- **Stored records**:
- - -
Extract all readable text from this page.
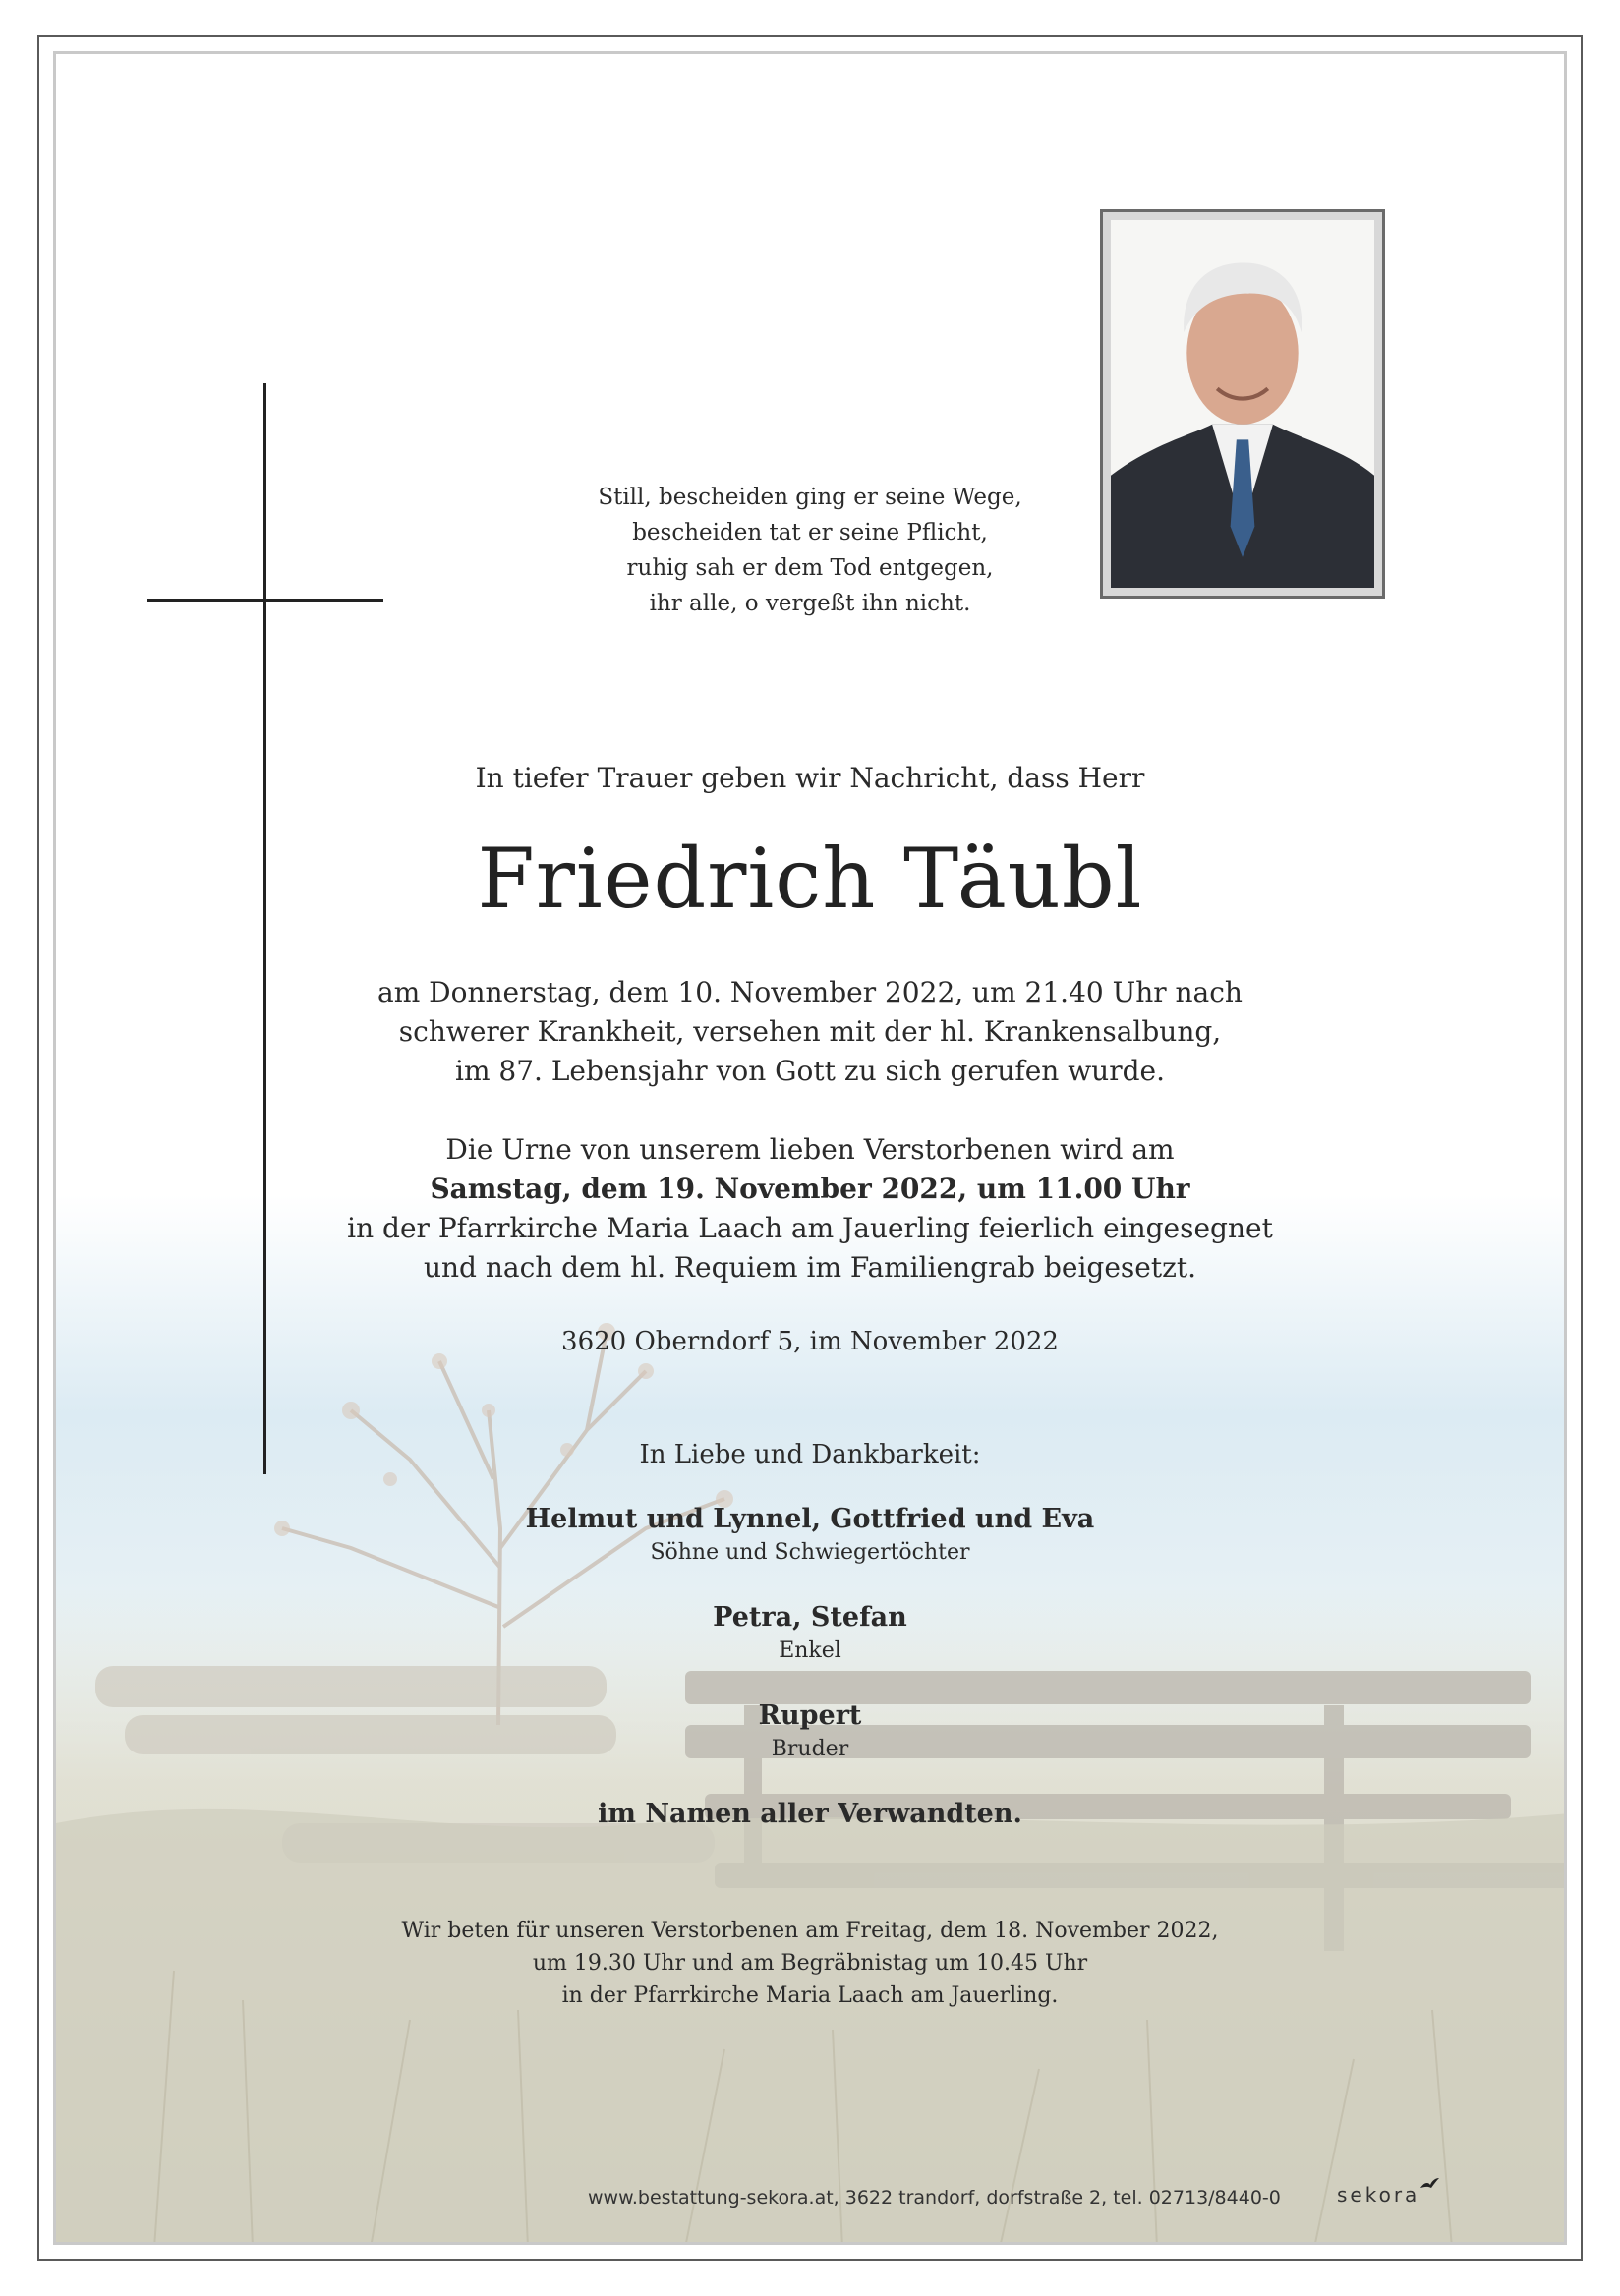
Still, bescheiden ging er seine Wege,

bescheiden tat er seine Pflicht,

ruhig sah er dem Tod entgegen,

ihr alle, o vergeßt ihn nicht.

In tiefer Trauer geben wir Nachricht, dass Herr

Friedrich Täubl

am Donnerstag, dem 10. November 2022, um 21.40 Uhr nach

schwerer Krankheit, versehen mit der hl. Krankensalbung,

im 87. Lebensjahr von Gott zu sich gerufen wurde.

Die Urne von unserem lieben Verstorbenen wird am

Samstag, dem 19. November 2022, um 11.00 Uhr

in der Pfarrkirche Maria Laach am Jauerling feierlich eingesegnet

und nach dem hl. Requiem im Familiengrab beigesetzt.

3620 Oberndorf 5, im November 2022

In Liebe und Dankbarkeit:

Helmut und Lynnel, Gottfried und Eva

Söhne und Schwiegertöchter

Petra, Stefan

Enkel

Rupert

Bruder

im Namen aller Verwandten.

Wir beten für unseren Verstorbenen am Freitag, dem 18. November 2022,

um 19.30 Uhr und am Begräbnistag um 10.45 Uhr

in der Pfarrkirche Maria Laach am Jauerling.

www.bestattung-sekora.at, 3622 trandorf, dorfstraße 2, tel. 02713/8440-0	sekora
- - -
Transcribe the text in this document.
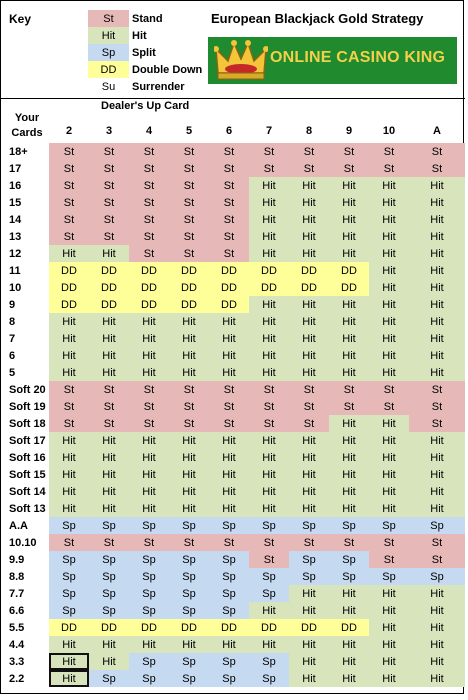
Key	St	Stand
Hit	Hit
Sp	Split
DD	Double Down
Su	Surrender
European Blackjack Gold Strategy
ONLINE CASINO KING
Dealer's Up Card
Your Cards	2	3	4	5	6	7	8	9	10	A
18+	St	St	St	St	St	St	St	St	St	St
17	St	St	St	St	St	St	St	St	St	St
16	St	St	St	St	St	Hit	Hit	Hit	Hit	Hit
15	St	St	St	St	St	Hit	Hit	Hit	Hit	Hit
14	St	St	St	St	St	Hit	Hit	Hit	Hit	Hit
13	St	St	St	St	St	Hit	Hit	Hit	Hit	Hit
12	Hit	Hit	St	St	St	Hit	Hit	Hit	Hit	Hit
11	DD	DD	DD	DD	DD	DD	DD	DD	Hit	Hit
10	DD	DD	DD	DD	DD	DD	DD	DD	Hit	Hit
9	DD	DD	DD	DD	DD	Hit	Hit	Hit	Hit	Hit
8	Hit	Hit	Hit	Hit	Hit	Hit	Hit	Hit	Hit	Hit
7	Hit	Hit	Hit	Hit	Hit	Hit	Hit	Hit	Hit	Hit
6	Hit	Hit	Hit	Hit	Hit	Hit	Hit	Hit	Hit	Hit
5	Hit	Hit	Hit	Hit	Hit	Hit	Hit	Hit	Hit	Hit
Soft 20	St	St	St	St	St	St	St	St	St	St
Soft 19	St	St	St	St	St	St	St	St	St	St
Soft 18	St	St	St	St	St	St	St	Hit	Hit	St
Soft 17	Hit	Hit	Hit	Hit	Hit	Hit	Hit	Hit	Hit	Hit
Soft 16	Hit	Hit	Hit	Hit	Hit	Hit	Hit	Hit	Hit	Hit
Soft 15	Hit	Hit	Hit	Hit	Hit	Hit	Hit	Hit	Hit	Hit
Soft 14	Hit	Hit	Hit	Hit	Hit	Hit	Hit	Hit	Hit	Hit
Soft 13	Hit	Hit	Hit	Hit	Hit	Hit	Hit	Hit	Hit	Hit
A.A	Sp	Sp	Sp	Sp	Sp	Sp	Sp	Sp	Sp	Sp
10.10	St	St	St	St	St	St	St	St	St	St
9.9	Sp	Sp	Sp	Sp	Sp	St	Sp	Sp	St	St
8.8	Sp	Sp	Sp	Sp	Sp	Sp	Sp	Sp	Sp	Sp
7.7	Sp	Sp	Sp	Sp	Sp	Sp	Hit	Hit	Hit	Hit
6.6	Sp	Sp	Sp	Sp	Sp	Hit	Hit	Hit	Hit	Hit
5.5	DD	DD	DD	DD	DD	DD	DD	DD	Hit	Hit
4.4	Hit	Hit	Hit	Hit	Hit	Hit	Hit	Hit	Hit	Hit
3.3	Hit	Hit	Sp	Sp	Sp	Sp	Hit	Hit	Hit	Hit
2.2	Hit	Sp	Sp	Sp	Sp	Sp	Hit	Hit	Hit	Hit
- - -
- **Work required**:
For each line of the listing that holds the word "Maria", show that line.

- **Result of this exercise**:
in der Pfarrkirche Maria Laach am Jauerling feierlich eingesegnet
in der Pfarrkirche Maria Laach am Jauerling.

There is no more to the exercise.